◆ SUPPLIED DATA

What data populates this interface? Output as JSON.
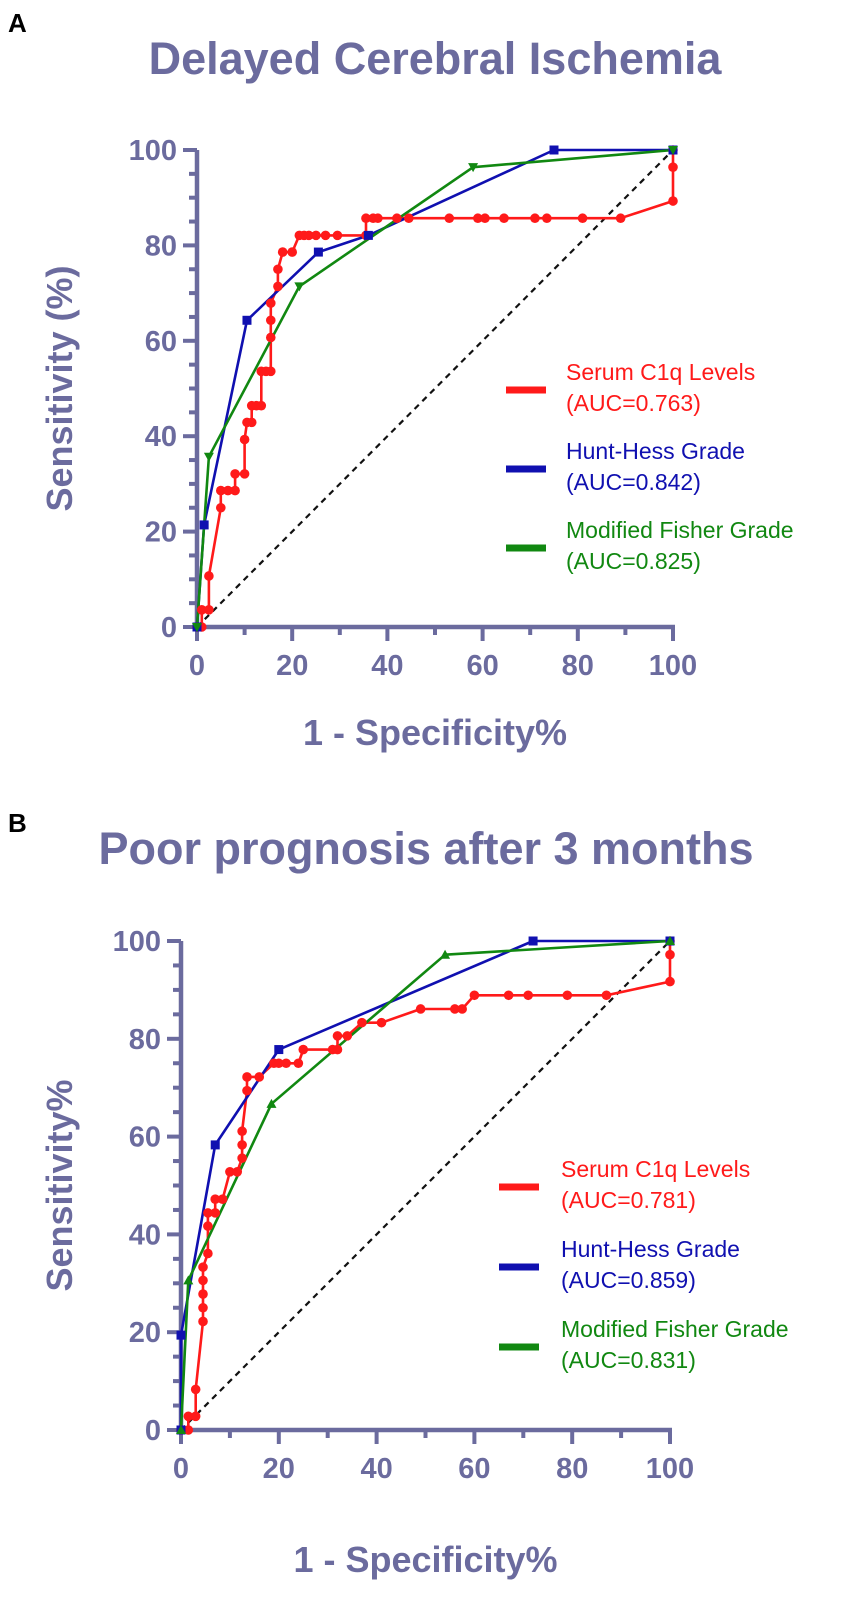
{
  "chart_data": [
    {
      "panel": "A",
      "type": "line",
      "title": "Delayed Cerebral Ischemia",
      "xlabel": "1 - Specificity%",
      "ylabel": "Sensitivity (%)",
      "xlim": [
        0,
        100
      ],
      "ylim": [
        0,
        100
      ],
      "xticks": [
        0,
        20,
        40,
        60,
        80,
        100
      ],
      "yticks": [
        0,
        20,
        40,
        60,
        80,
        100
      ],
      "reference_line": "diagonal (0,0)-(100,100), dashed",
      "series": [
        {
          "name": "Serum C1q Levels",
          "auc_label": "(AUC=0.763)",
          "color": "#ff1a1a",
          "marker": "circle",
          "points": [
            [
              0,
              0
            ],
            [
              1,
              0
            ],
            [
              1,
              3.6
            ],
            [
              2.5,
              3.6
            ],
            [
              2.5,
              10.7
            ],
            [
              5,
              25
            ],
            [
              5,
              28.6
            ],
            [
              6.5,
              28.6
            ],
            [
              8,
              28.6
            ],
            [
              8,
              32.1
            ],
            [
              10,
              32.1
            ],
            [
              10,
              39.3
            ],
            [
              10.5,
              42.9
            ],
            [
              11.5,
              42.9
            ],
            [
              11.5,
              46.4
            ],
            [
              12.5,
              46.4
            ],
            [
              13.5,
              46.4
            ],
            [
              13.5,
              53.6
            ],
            [
              14.5,
              53.6
            ],
            [
              15.5,
              53.6
            ],
            [
              15.5,
              60.7
            ],
            [
              15.5,
              64.3
            ],
            [
              15.5,
              67.9
            ],
            [
              17,
              71.4
            ],
            [
              17,
              75
            ],
            [
              18,
              78.6
            ],
            [
              20,
              78.6
            ],
            [
              21.5,
              82.1
            ],
            [
              22.5,
              82.1
            ],
            [
              23.5,
              82.1
            ],
            [
              25,
              82.1
            ],
            [
              27,
              82.1
            ],
            [
              29.5,
              82.1
            ],
            [
              35.5,
              82.1
            ],
            [
              35.5,
              85.7
            ],
            [
              37,
              85.7
            ],
            [
              38,
              85.7
            ],
            [
              42,
              85.7
            ],
            [
              44.5,
              85.7
            ],
            [
              53,
              85.7
            ],
            [
              59,
              85.7
            ],
            [
              60.5,
              85.7
            ],
            [
              64.5,
              85.7
            ],
            [
              71,
              85.7
            ],
            [
              73.5,
              85.7
            ],
            [
              81,
              85.7
            ],
            [
              89,
              85.7
            ],
            [
              100,
              89.3
            ],
            [
              100,
              96.4
            ],
            [
              100,
              100
            ]
          ]
        },
        {
          "name": "Hunt-Hess Grade",
          "auc_label": "(AUC=0.842)",
          "color": "#1010b0",
          "marker": "square",
          "points": [
            [
              0,
              0
            ],
            [
              1.5,
              21.4
            ],
            [
              10.5,
              64.3
            ],
            [
              25.5,
              78.6
            ],
            [
              36,
              82.1
            ],
            [
              75,
              100
            ],
            [
              100,
              100
            ]
          ]
        },
        {
          "name": "Modified Fisher Grade",
          "auc_label": "(AUC=0.825)",
          "color": "#118811",
          "marker": "triangle-down",
          "points": [
            [
              0,
              0
            ],
            [
              2.5,
              35.7
            ],
            [
              21.5,
              71.4
            ],
            [
              58,
              96.4
            ],
            [
              100,
              100
            ]
          ]
        }
      ]
    },
    {
      "panel": "B",
      "type": "line",
      "title": "Poor prognosis after 3 months",
      "xlabel": "1 - Specificity%",
      "ylabel": "Sensitivity%",
      "xlim": [
        0,
        100
      ],
      "ylim": [
        0,
        100
      ],
      "xticks": [
        0,
        20,
        40,
        60,
        80,
        100
      ],
      "yticks": [
        0,
        20,
        40,
        60,
        80,
        100
      ],
      "reference_line": "diagonal (0,0)-(100,100), dashed",
      "series": [
        {
          "name": "Serum C1q Levels",
          "auc_label": "(AUC=0.781)",
          "color": "#ff1a1a",
          "marker": "circle",
          "points": [
            [
              0,
              0
            ],
            [
              1.5,
              0
            ],
            [
              1.5,
              2.8
            ],
            [
              3,
              2.8
            ],
            [
              3,
              8.3
            ],
            [
              4.5,
              22.2
            ],
            [
              4.5,
              25
            ],
            [
              4.5,
              27.8
            ],
            [
              4.5,
              30.6
            ],
            [
              4.5,
              33.3
            ],
            [
              5.5,
              36.1
            ],
            [
              5.5,
              41.7
            ],
            [
              5.5,
              44.4
            ],
            [
              7,
              44.4
            ],
            [
              7,
              47.2
            ],
            [
              8.5,
              47.2
            ],
            [
              10,
              52.8
            ],
            [
              11.5,
              52.8
            ],
            [
              12.5,
              55.6
            ],
            [
              12.5,
              58.3
            ],
            [
              12.5,
              61.1
            ],
            [
              13.5,
              69.4
            ],
            [
              13.5,
              72.2
            ],
            [
              16,
              72.2
            ],
            [
              19,
              75
            ],
            [
              20,
              75
            ],
            [
              21.5,
              75
            ],
            [
              24,
              75
            ],
            [
              25,
              77.8
            ],
            [
              31,
              77.8
            ],
            [
              32,
              77.8
            ],
            [
              32,
              80.6
            ],
            [
              34,
              80.6
            ],
            [
              37,
              83.3
            ],
            [
              41,
              83.3
            ],
            [
              49,
              86.1
            ],
            [
              56,
              86.1
            ],
            [
              57.5,
              86.1
            ],
            [
              60,
              88.9
            ],
            [
              67,
              88.9
            ],
            [
              71,
              88.9
            ],
            [
              79,
              88.9
            ],
            [
              87,
              88.9
            ],
            [
              100,
              91.7
            ],
            [
              100,
              97.2
            ],
            [
              100,
              100
            ]
          ]
        },
        {
          "name": "Hunt-Hess Grade",
          "auc_label": "(AUC=0.859)",
          "color": "#1010b0",
          "marker": "square",
          "points": [
            [
              0,
              0
            ],
            [
              0,
              19.4
            ],
            [
              7,
              58.3
            ],
            [
              20,
              77.8
            ],
            [
              72,
              100
            ],
            [
              100,
              100
            ]
          ]
        },
        {
          "name": "Modified Fisher Grade",
          "auc_label": "(AUC=0.831)",
          "color": "#118811",
          "marker": "triangle-up",
          "points": [
            [
              0,
              0
            ],
            [
              1.5,
              30.6
            ],
            [
              18.5,
              66.7
            ],
            [
              54,
              97.2
            ],
            [
              100,
              100
            ]
          ]
        }
      ]
    }
  ]
}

◆ WRITTEN EXERCISE
Reproduce the records, all of them, word for word; omit the pictures.

◆ SOLUTION TO THIS EXERCISE
What data populates this interface? Output as JSON.
{
  "chart_data": [
    {
      "panel": "A",
      "type": "line",
      "title": "Delayed Cerebral Ischemia",
      "xlabel": "1 - Specificity%",
      "ylabel": "Sensitivity (%)",
      "xlim": [
        0,
        100
      ],
      "ylim": [
        0,
        100
      ],
      "xticks": [
        0,
        20,
        40,
        60,
        80,
        100
      ],
      "yticks": [
        0,
        20,
        40,
        60,
        80,
        100
      ],
      "reference_line": "diagonal (0,0)-(100,100), dashed",
      "series": [
        {
          "name": "Serum C1q Levels",
          "auc_label": "(AUC=0.763)",
          "color": "#ff1a1a",
          "marker": "circle",
          "points": [
            [
              0,
              0
            ],
            [
              1,
              0
            ],
            [
              1,
              3.6
            ],
            [
              2.5,
              3.6
            ],
            [
              2.5,
              10.7
            ],
            [
              5,
              25
            ],
            [
              5,
              28.6
            ],
            [
              6.5,
              28.6
            ],
            [
              8,
              28.6
            ],
            [
              8,
              32.1
            ],
            [
              10,
              32.1
            ],
            [
              10,
              39.3
            ],
            [
              10.5,
              42.9
            ],
            [
              11.5,
              42.9
            ],
            [
              11.5,
              46.4
            ],
            [
              12.5,
              46.4
            ],
            [
              13.5,
              46.4
            ],
            [
              13.5,
              53.6
            ],
            [
              14.5,
              53.6
            ],
            [
              15.5,
              53.6
            ],
            [
              15.5,
              60.7
            ],
            [
              15.5,
              64.3
            ],
            [
              15.5,
              67.9
            ],
            [
              17,
              71.4
            ],
            [
              17,
              75
            ],
            [
              18,
              78.6
            ],
            [
              20,
              78.6
            ],
            [
              21.5,
              82.1
            ],
            [
              22.5,
              82.1
            ],
            [
              23.5,
              82.1
            ],
            [
              25,
              82.1
            ],
            [
              27,
              82.1
            ],
            [
              29.5,
              82.1
            ],
            [
              35.5,
              82.1
            ],
            [
              35.5,
              85.7
            ],
            [
              37,
              85.7
            ],
            [
              38,
              85.7
            ],
            [
              42,
              85.7
            ],
            [
              44.5,
              85.7
            ],
            [
              53,
              85.7
            ],
            [
              59,
              85.7
            ],
            [
              60.5,
              85.7
            ],
            [
              64.5,
              85.7
            ],
            [
              71,
              85.7
            ],
            [
              73.5,
              85.7
            ],
            [
              81,
              85.7
            ],
            [
              89,
              85.7
            ],
            [
              100,
              89.3
            ],
            [
              100,
              96.4
            ],
            [
              100,
              100
            ]
          ]
        },
        {
          "name": "Hunt-Hess Grade",
          "auc_label": "(AUC=0.842)",
          "color": "#1010b0",
          "marker": "square",
          "points": [
            [
              0,
              0
            ],
            [
              1.5,
              21.4
            ],
            [
              10.5,
              64.3
            ],
            [
              25.5,
              78.6
            ],
            [
              36,
              82.1
            ],
            [
              75,
              100
            ],
            [
              100,
              100
            ]
          ]
        },
        {
          "name": "Modified Fisher Grade",
          "auc_label": "(AUC=0.825)",
          "color": "#118811",
          "marker": "triangle-down",
          "points": [
            [
              0,
              0
            ],
            [
              2.5,
              35.7
            ],
            [
              21.5,
              71.4
            ],
            [
              58,
              96.4
            ],
            [
              100,
              100
            ]
          ]
        }
      ]
    },
    {
      "panel": "B",
      "type": "line",
      "title": "Poor prognosis after 3 months",
      "xlabel": "1 - Specificity%",
      "ylabel": "Sensitivity%",
      "xlim": [
        0,
        100
      ],
      "ylim": [
        0,
        100
      ],
      "xticks": [
        0,
        20,
        40,
        60,
        80,
        100
      ],
      "yticks": [
        0,
        20,
        40,
        60,
        80,
        100
      ],
      "reference_line": "diagonal (0,0)-(100,100), dashed",
      "series": [
        {
          "name": "Serum C1q Levels",
          "auc_label": "(AUC=0.781)",
          "color": "#ff1a1a",
          "marker": "circle",
          "points": [
            [
              0,
              0
            ],
            [
              1.5,
              0
            ],
            [
              1.5,
              2.8
            ],
            [
              3,
              2.8
            ],
            [
              3,
              8.3
            ],
            [
              4.5,
              22.2
            ],
            [
              4.5,
              25
            ],
            [
              4.5,
              27.8
            ],
            [
              4.5,
              30.6
            ],
            [
              4.5,
              33.3
            ],
            [
              5.5,
              36.1
            ],
            [
              5.5,
              41.7
            ],
            [
              5.5,
              44.4
            ],
            [
              7,
              44.4
            ],
            [
              7,
              47.2
            ],
            [
              8.5,
              47.2
            ],
            [
              10,
              52.8
            ],
            [
              11.5,
              52.8
            ],
            [
              12.5,
              55.6
            ],
            [
              12.5,
              58.3
            ],
            [
              12.5,
              61.1
            ],
            [
              13.5,
              69.4
            ],
            [
              13.5,
              72.2
            ],
            [
              16,
              72.2
            ],
            [
              19,
              75
            ],
            [
              20,
              75
            ],
            [
              21.5,
              75
            ],
            [
              24,
              75
            ],
            [
              25,
              77.8
            ],
            [
              31,
              77.8
            ],
            [
              32,
              77.8
            ],
            [
              32,
              80.6
            ],
            [
              34,
              80.6
            ],
            [
              37,
              83.3
            ],
            [
              41,
              83.3
            ],
            [
              49,
              86.1
            ],
            [
              56,
              86.1
            ],
            [
              57.5,
              86.1
            ],
            [
              60,
              88.9
            ],
            [
              67,
              88.9
            ],
            [
              71,
              88.9
            ],
            [
              79,
              88.9
            ],
            [
              87,
              88.9
            ],
            [
              100,
              91.7
            ],
            [
              100,
              97.2
            ],
            [
              100,
              100
            ]
          ]
        },
        {
          "name": "Hunt-Hess Grade",
          "auc_label": "(AUC=0.859)",
          "color": "#1010b0",
          "marker": "square",
          "points": [
            [
              0,
              0
            ],
            [
              0,
              19.4
            ],
            [
              7,
              58.3
            ],
            [
              20,
              77.8
            ],
            [
              72,
              100
            ],
            [
              100,
              100
            ]
          ]
        },
        {
          "name": "Modified Fisher Grade",
          "auc_label": "(AUC=0.831)",
          "color": "#118811",
          "marker": "triangle-up",
          "points": [
            [
              0,
              0
            ],
            [
              1.5,
              30.6
            ],
            [
              18.5,
              66.7
            ],
            [
              54,
              97.2
            ],
            [
              100,
              100
            ]
          ]
        }
      ]
    }
  ]
}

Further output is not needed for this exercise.